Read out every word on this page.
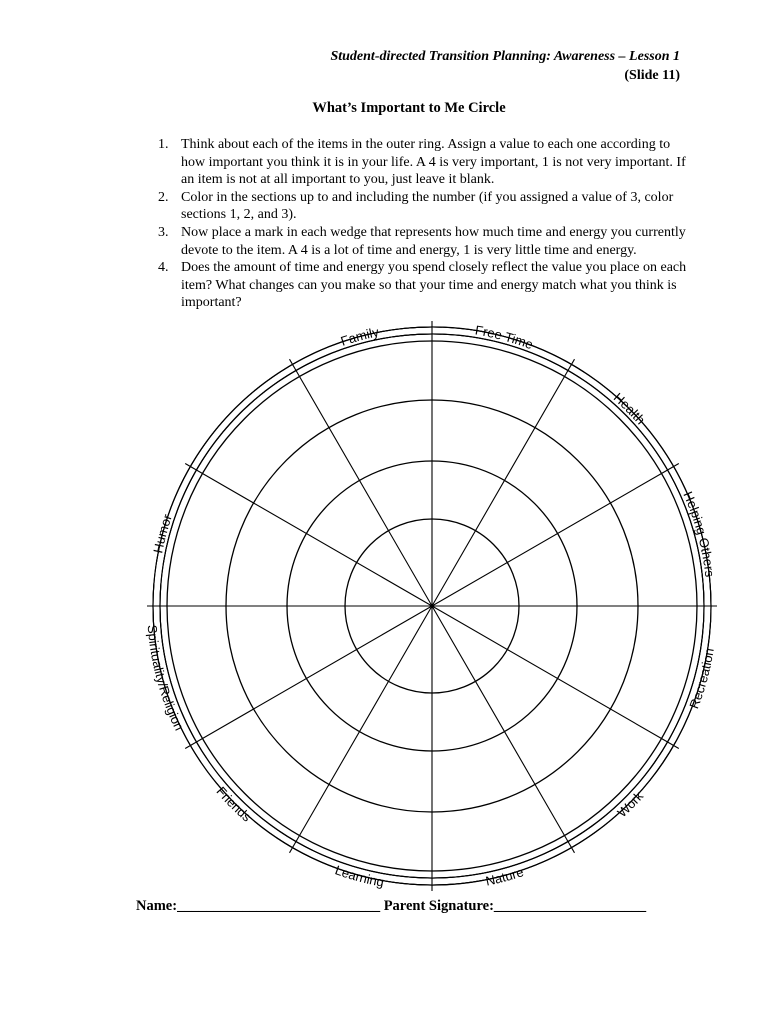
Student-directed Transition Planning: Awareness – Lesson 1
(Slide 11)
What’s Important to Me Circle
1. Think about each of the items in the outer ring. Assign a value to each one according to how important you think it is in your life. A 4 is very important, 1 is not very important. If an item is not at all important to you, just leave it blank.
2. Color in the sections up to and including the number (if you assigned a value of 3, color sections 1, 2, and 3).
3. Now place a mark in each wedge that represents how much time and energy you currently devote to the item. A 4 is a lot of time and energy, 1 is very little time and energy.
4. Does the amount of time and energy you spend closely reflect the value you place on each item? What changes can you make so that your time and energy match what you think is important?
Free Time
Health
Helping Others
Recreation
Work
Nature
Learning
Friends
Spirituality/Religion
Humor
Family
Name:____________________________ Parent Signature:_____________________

- Problem to work on -
Print the full listing exactly, dropping the pictures.

- Correct output -
Read out every word on this page.
Student-directed Transition Planning: Awareness – Lesson 1
(Slide 11)
What’s Important to Me Circle
1. Think about each of the items in the outer ring. Assign a value to each one according to how important you think it is in your life. A 4 is very important, 1 is not very important. If an item is not at all important to you, just leave it blank.
2. Color in the sections up to and including the number (if you assigned a value of 3, color sections 1, 2, and 3).
3. Now place a mark in each wedge that represents how much time and energy you currently devote to the item. A 4 is a lot of time and energy, 1 is very little time and energy.
4. Does the amount of time and energy you spend closely reflect the value you place on each item? What changes can you make so that your time and energy match what you think is important?
Free Time
Health
Helping Others
Recreation
Work
Nature
Learning
Friends
Spirituality/Religion
Humor
Family
Name:____________________________ Parent Signature:_____________________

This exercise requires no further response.